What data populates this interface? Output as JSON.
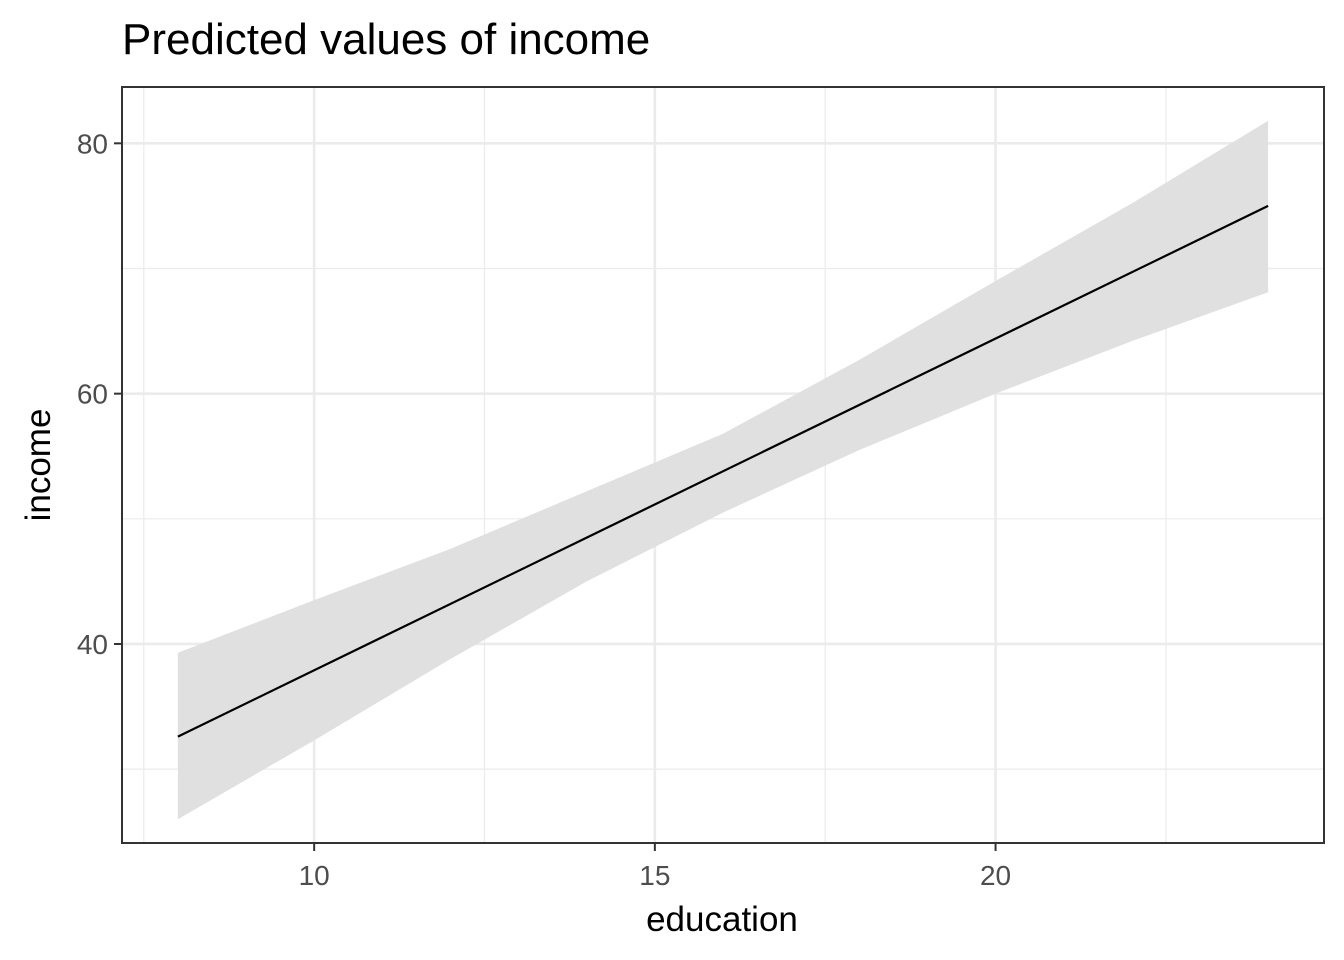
{
  "chart_data": {
    "type": "line",
    "title": "Predicted values of income",
    "xlabel": "education",
    "ylabel": "income",
    "xlim": [
      7.18,
      24.82
    ],
    "ylim": [
      24.1,
      84.5
    ],
    "x_ticks": [
      10,
      15,
      20
    ],
    "x_tick_labels": [
      "10",
      "15",
      "20"
    ],
    "x_minor_ticks": [
      7.5,
      12.5,
      17.5,
      22.5
    ],
    "y_ticks": [
      40,
      60,
      80
    ],
    "y_tick_labels": [
      "40",
      "60",
      "80"
    ],
    "y_minor_ticks": [
      30,
      50,
      70
    ],
    "grid": true,
    "series": [
      {
        "x": [
          8,
          24
        ],
        "y": [
          32.6,
          75.0
        ],
        "ci_x": [
          8,
          10,
          12,
          14,
          16,
          18,
          20,
          22,
          24
        ],
        "ci_upper": [
          39.3,
          43.5,
          47.6,
          52.2,
          56.8,
          62.7,
          69.0,
          75.2,
          81.8
        ],
        "ci_lower": [
          26.0,
          32.3,
          38.8,
          45.0,
          50.5,
          55.5,
          60.0,
          64.2,
          68.1
        ]
      }
    ],
    "colors": {
      "line": "#000000",
      "ribbon": "#e0e0e0",
      "grid": "#ebebeb",
      "panel_border": "#333333",
      "tick_label": "#4d4d4d"
    }
  }
}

• _Written instruction_: The entries above are to be returned exactly, without their pictures.

• _Exercise response_:
What data populates this interface? Output as JSON.
{
  "chart_data": {
    "type": "line",
    "title": "Predicted values of income",
    "xlabel": "education",
    "ylabel": "income",
    "xlim": [
      7.18,
      24.82
    ],
    "ylim": [
      24.1,
      84.5
    ],
    "x_ticks": [
      10,
      15,
      20
    ],
    "x_tick_labels": [
      "10",
      "15",
      "20"
    ],
    "x_minor_ticks": [
      7.5,
      12.5,
      17.5,
      22.5
    ],
    "y_ticks": [
      40,
      60,
      80
    ],
    "y_tick_labels": [
      "40",
      "60",
      "80"
    ],
    "y_minor_ticks": [
      30,
      50,
      70
    ],
    "grid": true,
    "series": [
      {
        "x": [
          8,
          24
        ],
        "y": [
          32.6,
          75.0
        ],
        "ci_x": [
          8,
          10,
          12,
          14,
          16,
          18,
          20,
          22,
          24
        ],
        "ci_upper": [
          39.3,
          43.5,
          47.6,
          52.2,
          56.8,
          62.7,
          69.0,
          75.2,
          81.8
        ],
        "ci_lower": [
          26.0,
          32.3,
          38.8,
          45.0,
          50.5,
          55.5,
          60.0,
          64.2,
          68.1
        ]
      }
    ],
    "colors": {
      "line": "#000000",
      "ribbon": "#e0e0e0",
      "grid": "#ebebeb",
      "panel_border": "#333333",
      "tick_label": "#4d4d4d"
    }
  }
}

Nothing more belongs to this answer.